Short problem:
Images appear in the records below; leave them out and repeat everything else exactly.

Exercise input:
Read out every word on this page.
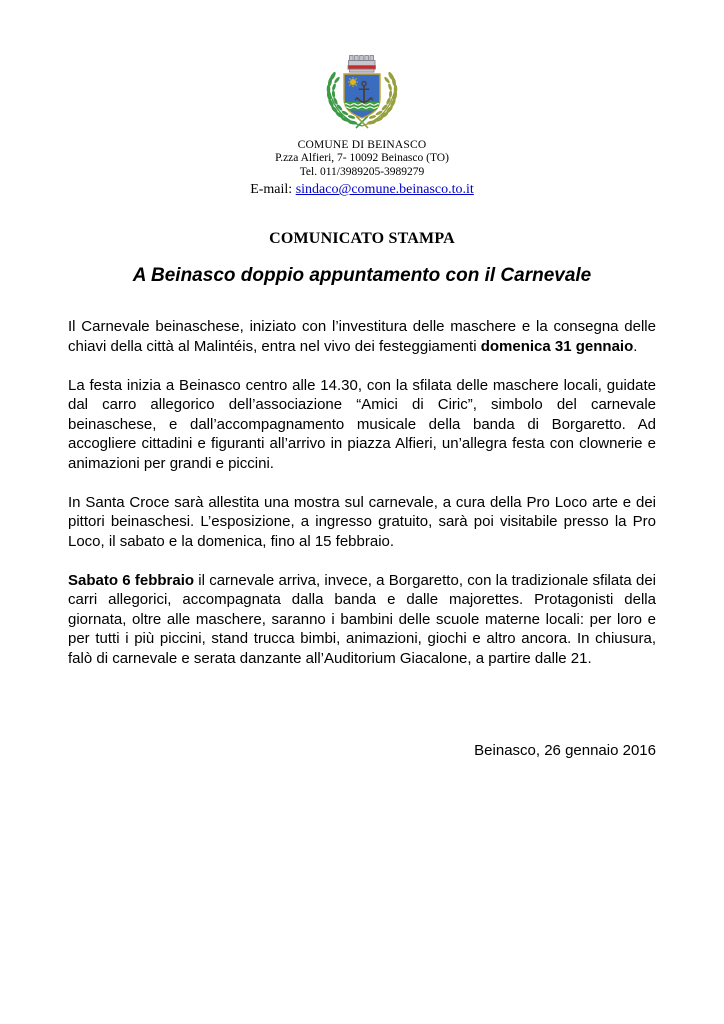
COMUNE DI BEINASCO
P.zza Alfieri, 7- 10092 Beinasco (TO)
Tel. 011/3989205-3989279
E-mail: sindaco@comune.beinasco.to.it
COMUNICATO STAMPA
A Beinasco doppio appuntamento con il Carnevale

Il Carnevale beinaschese, iniziato con l’investitura delle maschere e la consegna delle chiavi della città al Malintéis, entra nel vivo dei festeggiamenti domenica 31 gennaio.

La festa inizia a Beinasco centro alle 14.30, con la sfilata delle maschere locali, guidate dal carro allegorico dell’associazione “Amici di Ciric”, simbolo del carnevale beinaschese, e dall’accompagnamento musicale della banda di Borgaretto. Ad accogliere cittadini e figuranti all’arrivo in piazza Alfieri, un’allegra festa con clownerie e animazioni per grandi e piccini.

In Santa Croce sarà allestita una mostra sul carnevale, a cura della Pro Loco arte e dei pittori beinaschesi. L’esposizione, a ingresso gratuito, sarà poi visitabile presso la Pro Loco, il sabato e la domenica, fino al 15 febbraio.

Sabato 6 febbraio il carnevale arriva, invece, a Borgaretto, con la tradizionale sfilata dei carri allegorici, accompagnata dalla banda e dalle majorettes. Protagonisti della giornata, oltre alle maschere, saranno i bambini delle scuole materne locali: per loro e per tutti i più piccini, stand trucca bimbi, animazioni, giochi e altro ancora. In chiusura, falò di carnevale e serata danzante all’Auditorium Giacalone, a partire dalle 21.

Beinasco, 26 gennaio 2016
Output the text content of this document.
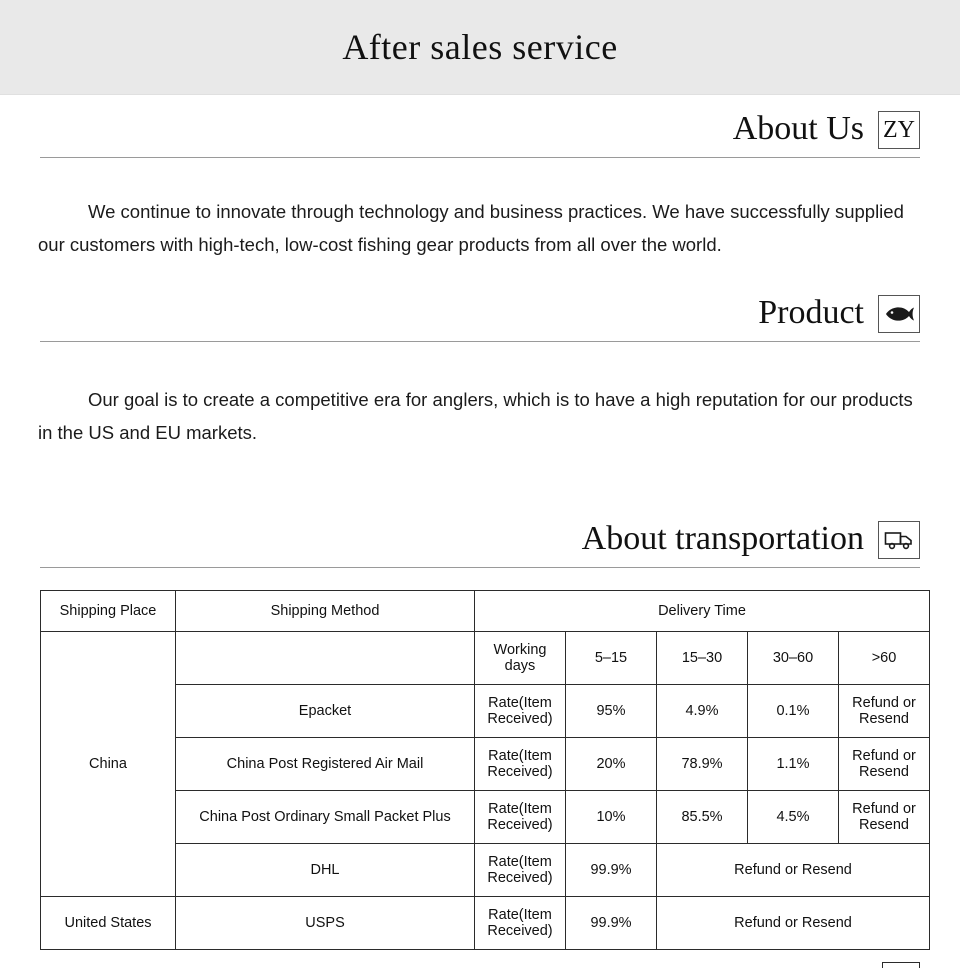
After sales service
About Us ZY

We continue to innovate through technology and business practices. We have successfully supplied our customers with high-tech, low-cost fishing gear products from all over the world.

Product

Our goal is to create a competitive era for anglers, which is to have a high reputation for our products in the US and EU markets.

About transportation
Shipping Place	Shipping Method	Delivery Time				
China		Working days	5–15	15–30	30–60	>60
	Epacket	Rate(Item Received)	95%	4.9%	0.1%	Refund or Resend
	China Post Registered Air Mail	Rate(Item Received)	20%	78.9%	1.1%	Refund or Resend
	China Post Ordinary Small Packet Plus	Rate(Item Received)	10%	85.5%	4.5%	Refund or Resend
	DHL	Rate(Item Received)	99.9%	Refund or Resend		
United States	USPS	Rate(Item Received)	99.9%	Refund or Resend		
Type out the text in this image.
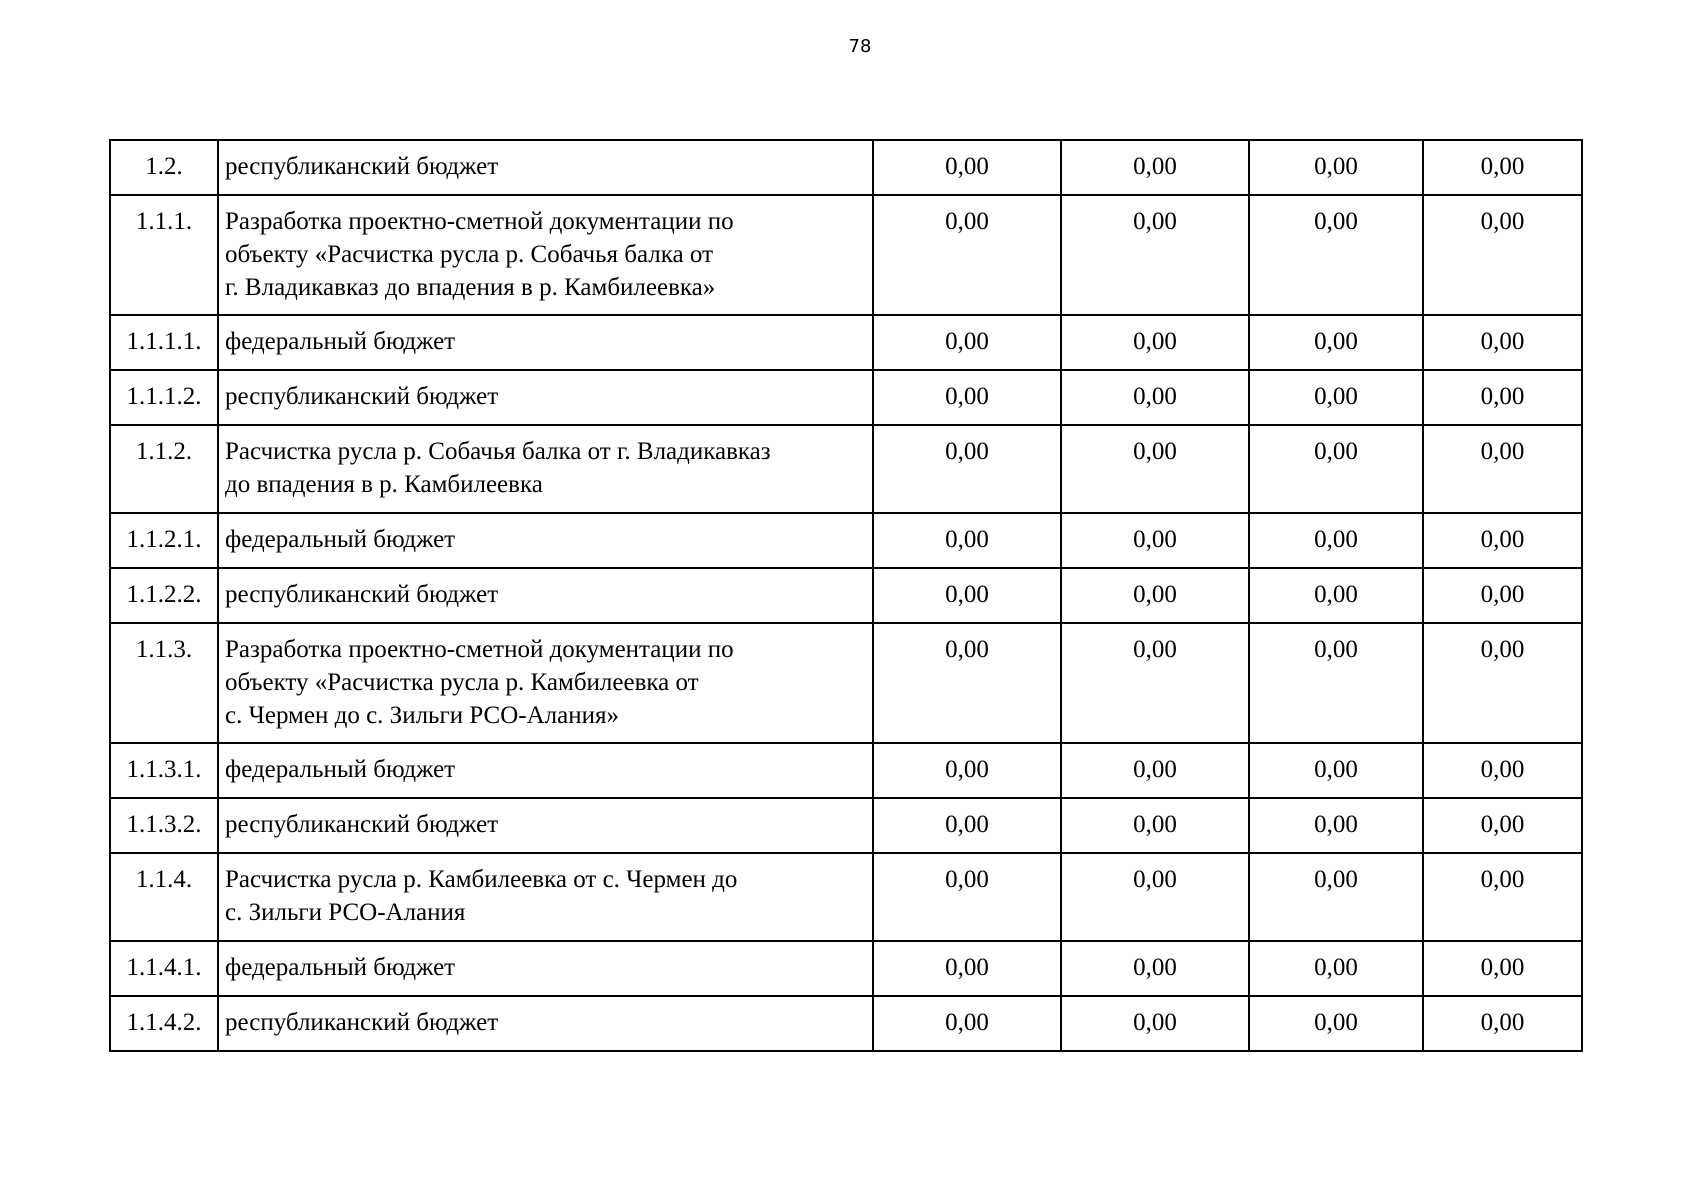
78
1.2.	республиканский бюджет	0,00	0,00	0,00	0,00
1.1.1.	Разработка проектно-сметной документации по
объекту «Расчистка русла р. Собачья балка от
г. Владикавказ до впадения в р. Камбилеевка»	0,00	0,00	0,00	0,00
1.1.1.1.	федеральный бюджет	0,00	0,00	0,00	0,00
1.1.1.2.	республиканский бюджет	0,00	0,00	0,00	0,00
1.1.2.	Расчистка русла р. Собачья балка от г. Владикавказ
до впадения в р. Камбилеевка	0,00	0,00	0,00	0,00
1.1.2.1.	федеральный бюджет	0,00	0,00	0,00	0,00
1.1.2.2.	республиканский бюджет	0,00	0,00	0,00	0,00
1.1.3.	Разработка проектно-сметной документации по
объекту «Расчистка русла р. Камбилеевка от
с. Чермен до с. Зильги РСО-Алания»	0,00	0,00	0,00	0,00
1.1.3.1.	федеральный бюджет	0,00	0,00	0,00	0,00
1.1.3.2.	республиканский бюджет	0,00	0,00	0,00	0,00
1.1.4.	Расчистка русла р. Камбилеевка от с. Чермен до
с. Зильги РСО-Алания	0,00	0,00	0,00	0,00
1.1.4.1.	федеральный бюджет	0,00	0,00	0,00	0,00
1.1.4.2.	республиканский бюджет	0,00	0,00	0,00	0,00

Right answer:
Read out every word on this page.
COMUNE DI BEINASCO
P.zza Alfieri, 7- 10092 Beinasco (TO)
Tel. 011/3989205-3989279
E-mail: sindaco@comune.beinasco.to.it
COMUNICATO STAMPA
A Beinasco doppio appuntamento con il Carnevale

Il Carnevale beinaschese, iniziato con l’investitura delle maschere e la consegna delle chiavi della città al Malintéis, entra nel vivo dei festeggiamenti domenica 31 gennaio.

La festa inizia a Beinasco centro alle 14.30, con la sfilata delle maschere locali, guidate dal carro allegorico dell’associazione “Amici di Ciric”, simbolo del carnevale beinaschese, e dall’accompagnamento musicale della banda di Borgaretto. Ad accogliere cittadini e figuranti all’arrivo in piazza Alfieri, un’allegra festa con clownerie e animazioni per grandi e piccini.

In Santa Croce sarà allestita una mostra sul carnevale, a cura della Pro Loco arte e dei pittori beinaschesi. L’esposizione, a ingresso gratuito, sarà poi visitabile presso la Pro Loco, il sabato e la domenica, fino al 15 febbraio.

Sabato 6 febbraio il carnevale arriva, invece, a Borgaretto, con la tradizionale sfilata dei carri allegorici, accompagnata dalla banda e dalle majorettes. Protagonisti della giornata, oltre alle maschere, saranno i bambini delle scuole materne locali: per loro e per tutti i più piccini, stand trucca bimbi, animazioni, giochi e altro ancora. In chiusura, falò di carnevale e serata danzante all’Auditorium Giacalone, a partire dalle 21.

Beinasco, 26 gennaio 2016
Output the text content of this document.
After sales service
About Us ZY

We continue to innovate through technology and business practices. We have successfully supplied our customers with high-tech, low-cost fishing gear products from all over the world.

Product

Our goal is to create a competitive era for anglers, which is to have a high reputation for our products in the US and EU markets.

About transportation
Shipping Place	Shipping Method	Delivery Time				
China		Working days	5–15	15–30	30–60	>60
	Epacket	Rate(Item Received)	95%	4.9%	0.1%	Refund or Resend
	China Post Registered Air Mail	Rate(Item Received)	20%	78.9%	1.1%	Refund or Resend
	China Post Ordinary Small Packet Plus	Rate(Item Received)	10%	85.5%	4.5%	Refund or Resend
	DHL	Rate(Item Received)	99.9%	Refund or Resend		
United States	USPS	Rate(Item Received)	99.9%	Refund or Resend		
Type out the text in this image.
78
1.2.	республиканский бюджет	0,00	0,00	0,00	0,00
1.1.1.	Разработка проектно-сметной документации по
объекту «Расчистка русла р. Собачья балка от
г. Владикавказ до впадения в р. Камбилеевка»	0,00	0,00	0,00	0,00
1.1.1.1.	федеральный бюджет	0,00	0,00	0,00	0,00
1.1.1.2.	республиканский бюджет	0,00	0,00	0,00	0,00
1.1.2.	Расчистка русла р. Собачья балка от г. Владикавказ
до впадения в р. Камбилеевка	0,00	0,00	0,00	0,00
1.1.2.1.	федеральный бюджет	0,00	0,00	0,00	0,00
1.1.2.2.	республиканский бюджет	0,00	0,00	0,00	0,00
1.1.3.	Разработка проектно-сметной документации по
объекту «Расчистка русла р. Камбилеевка от
с. Чермен до с. Зильги РСО-Алания»	0,00	0,00	0,00	0,00
1.1.3.1.	федеральный бюджет	0,00	0,00	0,00	0,00
1.1.3.2.	республиканский бюджет	0,00	0,00	0,00	0,00
1.1.4.	Расчистка русла р. Камбилеевка от с. Чермен до
с. Зильги РСО-Алания	0,00	0,00	0,00	0,00
1.1.4.1.	федеральный бюджет	0,00	0,00	0,00	0,00
1.1.4.2.	республиканский бюджет	0,00	0,00	0,00	0,00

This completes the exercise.